Find the lines with "ylabel" in them and copy them out.

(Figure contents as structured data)
* BEGIN *

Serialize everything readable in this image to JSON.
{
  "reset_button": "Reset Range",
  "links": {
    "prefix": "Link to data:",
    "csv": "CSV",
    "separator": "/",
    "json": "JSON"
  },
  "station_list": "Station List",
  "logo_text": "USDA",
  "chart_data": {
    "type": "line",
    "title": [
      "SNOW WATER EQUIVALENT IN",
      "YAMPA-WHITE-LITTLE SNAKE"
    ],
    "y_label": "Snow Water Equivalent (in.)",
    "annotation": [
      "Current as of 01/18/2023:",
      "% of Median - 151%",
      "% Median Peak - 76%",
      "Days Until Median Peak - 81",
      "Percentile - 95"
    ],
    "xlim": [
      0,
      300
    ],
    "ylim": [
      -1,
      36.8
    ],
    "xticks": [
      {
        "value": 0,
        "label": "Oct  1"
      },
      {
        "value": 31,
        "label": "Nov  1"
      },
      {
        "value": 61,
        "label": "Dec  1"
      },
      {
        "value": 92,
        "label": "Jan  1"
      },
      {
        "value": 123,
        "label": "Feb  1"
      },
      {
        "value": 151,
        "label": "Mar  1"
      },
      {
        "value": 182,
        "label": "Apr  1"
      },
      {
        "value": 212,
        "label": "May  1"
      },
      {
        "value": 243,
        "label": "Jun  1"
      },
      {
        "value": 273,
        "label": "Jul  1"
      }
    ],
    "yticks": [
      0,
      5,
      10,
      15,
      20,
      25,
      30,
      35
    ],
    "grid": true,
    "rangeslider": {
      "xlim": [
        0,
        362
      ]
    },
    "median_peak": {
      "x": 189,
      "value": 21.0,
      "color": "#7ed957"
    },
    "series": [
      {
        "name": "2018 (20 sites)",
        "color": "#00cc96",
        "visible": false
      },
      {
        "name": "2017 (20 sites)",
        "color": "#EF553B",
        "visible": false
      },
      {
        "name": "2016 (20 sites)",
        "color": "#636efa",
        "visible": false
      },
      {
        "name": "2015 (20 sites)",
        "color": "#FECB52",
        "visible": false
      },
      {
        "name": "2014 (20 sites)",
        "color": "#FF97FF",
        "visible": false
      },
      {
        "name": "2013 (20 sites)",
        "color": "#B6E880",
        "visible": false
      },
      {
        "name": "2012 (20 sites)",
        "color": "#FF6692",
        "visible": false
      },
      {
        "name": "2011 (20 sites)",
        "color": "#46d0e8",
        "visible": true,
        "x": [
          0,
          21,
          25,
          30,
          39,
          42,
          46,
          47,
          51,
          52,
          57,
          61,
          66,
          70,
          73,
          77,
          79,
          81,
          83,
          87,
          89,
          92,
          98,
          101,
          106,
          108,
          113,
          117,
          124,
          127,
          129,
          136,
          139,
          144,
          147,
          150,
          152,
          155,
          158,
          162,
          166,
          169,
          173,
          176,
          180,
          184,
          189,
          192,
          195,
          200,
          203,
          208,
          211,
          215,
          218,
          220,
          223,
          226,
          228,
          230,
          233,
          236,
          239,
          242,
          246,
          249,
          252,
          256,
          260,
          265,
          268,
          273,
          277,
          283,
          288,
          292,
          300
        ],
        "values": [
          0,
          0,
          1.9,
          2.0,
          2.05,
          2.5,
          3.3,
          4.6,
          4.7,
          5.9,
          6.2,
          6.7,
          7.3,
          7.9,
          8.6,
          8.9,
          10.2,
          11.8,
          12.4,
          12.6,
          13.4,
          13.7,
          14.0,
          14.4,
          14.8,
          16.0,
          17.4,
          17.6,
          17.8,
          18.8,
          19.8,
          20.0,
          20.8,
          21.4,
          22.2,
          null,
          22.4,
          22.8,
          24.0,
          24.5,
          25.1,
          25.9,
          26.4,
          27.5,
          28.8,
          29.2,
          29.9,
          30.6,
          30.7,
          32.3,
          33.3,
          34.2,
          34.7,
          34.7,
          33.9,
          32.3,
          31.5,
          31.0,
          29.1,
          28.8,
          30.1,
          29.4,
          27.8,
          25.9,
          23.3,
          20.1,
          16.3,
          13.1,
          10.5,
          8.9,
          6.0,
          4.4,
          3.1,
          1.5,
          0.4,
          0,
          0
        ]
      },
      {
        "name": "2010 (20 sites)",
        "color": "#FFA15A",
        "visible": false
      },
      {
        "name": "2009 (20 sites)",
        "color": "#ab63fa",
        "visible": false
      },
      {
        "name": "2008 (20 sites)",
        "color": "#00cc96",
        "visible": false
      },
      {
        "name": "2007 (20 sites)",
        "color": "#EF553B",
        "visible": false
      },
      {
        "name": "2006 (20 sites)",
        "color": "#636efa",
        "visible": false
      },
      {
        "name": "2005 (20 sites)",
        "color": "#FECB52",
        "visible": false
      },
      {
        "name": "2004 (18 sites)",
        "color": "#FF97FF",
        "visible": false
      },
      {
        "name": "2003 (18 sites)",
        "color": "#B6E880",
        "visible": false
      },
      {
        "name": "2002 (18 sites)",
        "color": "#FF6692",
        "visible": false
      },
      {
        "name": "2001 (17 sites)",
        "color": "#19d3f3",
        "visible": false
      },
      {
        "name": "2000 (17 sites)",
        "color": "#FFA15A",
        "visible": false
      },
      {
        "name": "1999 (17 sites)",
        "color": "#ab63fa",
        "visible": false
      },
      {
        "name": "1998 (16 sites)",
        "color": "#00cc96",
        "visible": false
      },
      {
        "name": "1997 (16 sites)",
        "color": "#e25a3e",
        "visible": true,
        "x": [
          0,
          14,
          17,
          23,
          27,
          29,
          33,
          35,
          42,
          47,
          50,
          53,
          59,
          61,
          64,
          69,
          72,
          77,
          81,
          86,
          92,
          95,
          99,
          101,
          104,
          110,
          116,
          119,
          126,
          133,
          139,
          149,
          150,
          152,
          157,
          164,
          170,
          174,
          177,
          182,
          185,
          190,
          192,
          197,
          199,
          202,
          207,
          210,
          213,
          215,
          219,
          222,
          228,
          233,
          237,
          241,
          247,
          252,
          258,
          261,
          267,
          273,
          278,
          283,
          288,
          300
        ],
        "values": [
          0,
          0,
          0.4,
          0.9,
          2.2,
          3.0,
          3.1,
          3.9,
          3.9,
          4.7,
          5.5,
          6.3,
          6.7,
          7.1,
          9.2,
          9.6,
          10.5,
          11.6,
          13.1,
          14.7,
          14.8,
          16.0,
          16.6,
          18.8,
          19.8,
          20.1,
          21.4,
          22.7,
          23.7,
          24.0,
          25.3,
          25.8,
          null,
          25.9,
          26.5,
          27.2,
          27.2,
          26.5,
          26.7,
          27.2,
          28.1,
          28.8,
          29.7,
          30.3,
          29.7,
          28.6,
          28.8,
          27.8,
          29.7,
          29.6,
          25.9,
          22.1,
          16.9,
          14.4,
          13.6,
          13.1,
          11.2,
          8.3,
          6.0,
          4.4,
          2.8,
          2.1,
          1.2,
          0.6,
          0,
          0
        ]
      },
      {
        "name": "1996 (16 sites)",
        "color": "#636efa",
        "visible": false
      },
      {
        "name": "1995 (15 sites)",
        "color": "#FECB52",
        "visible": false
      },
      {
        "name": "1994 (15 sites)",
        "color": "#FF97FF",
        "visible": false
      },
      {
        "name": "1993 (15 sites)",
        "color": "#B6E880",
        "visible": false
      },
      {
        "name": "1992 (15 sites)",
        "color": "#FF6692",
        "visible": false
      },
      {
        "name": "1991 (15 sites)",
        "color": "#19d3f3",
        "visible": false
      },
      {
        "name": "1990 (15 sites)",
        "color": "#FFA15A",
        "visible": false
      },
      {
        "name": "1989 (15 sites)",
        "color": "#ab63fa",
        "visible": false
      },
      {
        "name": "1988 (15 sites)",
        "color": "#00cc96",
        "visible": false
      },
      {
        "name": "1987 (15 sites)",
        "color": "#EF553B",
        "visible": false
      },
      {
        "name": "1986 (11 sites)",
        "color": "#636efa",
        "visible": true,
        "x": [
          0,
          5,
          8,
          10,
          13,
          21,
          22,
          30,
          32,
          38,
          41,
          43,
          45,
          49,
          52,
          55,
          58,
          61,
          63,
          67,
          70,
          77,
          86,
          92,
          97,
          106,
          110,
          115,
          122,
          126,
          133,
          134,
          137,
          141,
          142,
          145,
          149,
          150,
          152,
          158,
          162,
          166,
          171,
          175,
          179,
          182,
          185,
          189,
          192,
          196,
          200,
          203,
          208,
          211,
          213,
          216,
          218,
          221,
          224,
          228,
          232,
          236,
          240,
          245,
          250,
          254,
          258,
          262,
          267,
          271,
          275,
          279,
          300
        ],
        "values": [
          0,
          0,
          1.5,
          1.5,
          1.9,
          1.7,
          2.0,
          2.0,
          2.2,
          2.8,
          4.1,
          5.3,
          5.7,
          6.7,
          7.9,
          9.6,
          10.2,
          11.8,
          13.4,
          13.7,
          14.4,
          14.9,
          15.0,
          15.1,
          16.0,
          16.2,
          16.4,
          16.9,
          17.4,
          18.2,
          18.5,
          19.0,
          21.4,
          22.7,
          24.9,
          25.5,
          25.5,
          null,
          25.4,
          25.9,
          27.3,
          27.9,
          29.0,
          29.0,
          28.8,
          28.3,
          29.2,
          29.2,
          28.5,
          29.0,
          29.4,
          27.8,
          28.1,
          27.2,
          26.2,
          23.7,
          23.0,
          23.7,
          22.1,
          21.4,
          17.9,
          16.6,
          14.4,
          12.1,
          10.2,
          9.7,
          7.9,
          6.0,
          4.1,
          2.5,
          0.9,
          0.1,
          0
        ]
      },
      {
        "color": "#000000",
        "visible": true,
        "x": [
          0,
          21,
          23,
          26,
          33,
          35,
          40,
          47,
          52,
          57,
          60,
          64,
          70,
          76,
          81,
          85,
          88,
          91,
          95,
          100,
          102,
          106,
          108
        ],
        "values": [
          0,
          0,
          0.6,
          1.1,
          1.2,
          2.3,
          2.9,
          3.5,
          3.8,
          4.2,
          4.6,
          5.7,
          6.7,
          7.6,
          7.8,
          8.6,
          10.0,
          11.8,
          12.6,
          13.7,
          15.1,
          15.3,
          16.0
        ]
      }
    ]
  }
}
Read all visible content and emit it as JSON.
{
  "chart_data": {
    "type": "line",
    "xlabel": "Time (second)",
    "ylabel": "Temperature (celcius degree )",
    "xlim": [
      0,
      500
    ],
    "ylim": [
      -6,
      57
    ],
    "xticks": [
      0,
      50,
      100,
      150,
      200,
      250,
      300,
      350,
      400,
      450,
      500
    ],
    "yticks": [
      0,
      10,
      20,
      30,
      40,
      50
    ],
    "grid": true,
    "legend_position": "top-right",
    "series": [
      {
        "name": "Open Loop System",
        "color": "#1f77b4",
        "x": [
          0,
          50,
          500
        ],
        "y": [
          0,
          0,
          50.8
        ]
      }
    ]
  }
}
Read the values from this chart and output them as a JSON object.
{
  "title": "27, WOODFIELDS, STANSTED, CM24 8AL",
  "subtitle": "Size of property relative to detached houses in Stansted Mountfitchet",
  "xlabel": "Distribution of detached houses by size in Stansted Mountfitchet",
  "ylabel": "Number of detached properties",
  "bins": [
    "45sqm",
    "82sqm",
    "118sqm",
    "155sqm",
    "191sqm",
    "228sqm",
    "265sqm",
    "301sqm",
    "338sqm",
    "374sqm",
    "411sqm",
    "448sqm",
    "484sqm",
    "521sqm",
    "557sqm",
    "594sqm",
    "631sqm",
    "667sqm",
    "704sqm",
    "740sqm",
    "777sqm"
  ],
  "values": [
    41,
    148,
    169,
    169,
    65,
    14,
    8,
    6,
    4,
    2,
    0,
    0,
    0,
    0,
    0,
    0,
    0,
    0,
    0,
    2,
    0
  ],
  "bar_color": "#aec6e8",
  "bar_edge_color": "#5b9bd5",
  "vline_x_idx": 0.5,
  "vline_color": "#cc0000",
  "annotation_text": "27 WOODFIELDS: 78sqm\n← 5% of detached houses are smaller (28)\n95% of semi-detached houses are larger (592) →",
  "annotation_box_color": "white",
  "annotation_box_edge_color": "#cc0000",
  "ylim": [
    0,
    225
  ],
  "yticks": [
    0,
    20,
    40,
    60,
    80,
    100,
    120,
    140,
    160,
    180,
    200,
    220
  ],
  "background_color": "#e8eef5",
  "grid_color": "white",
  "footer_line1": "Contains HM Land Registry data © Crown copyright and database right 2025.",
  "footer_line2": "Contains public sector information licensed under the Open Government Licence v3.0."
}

* END *

### Task response
    "ylabel": "Temperature (celcius degree )",
  "ylabel": "Number of detached properties",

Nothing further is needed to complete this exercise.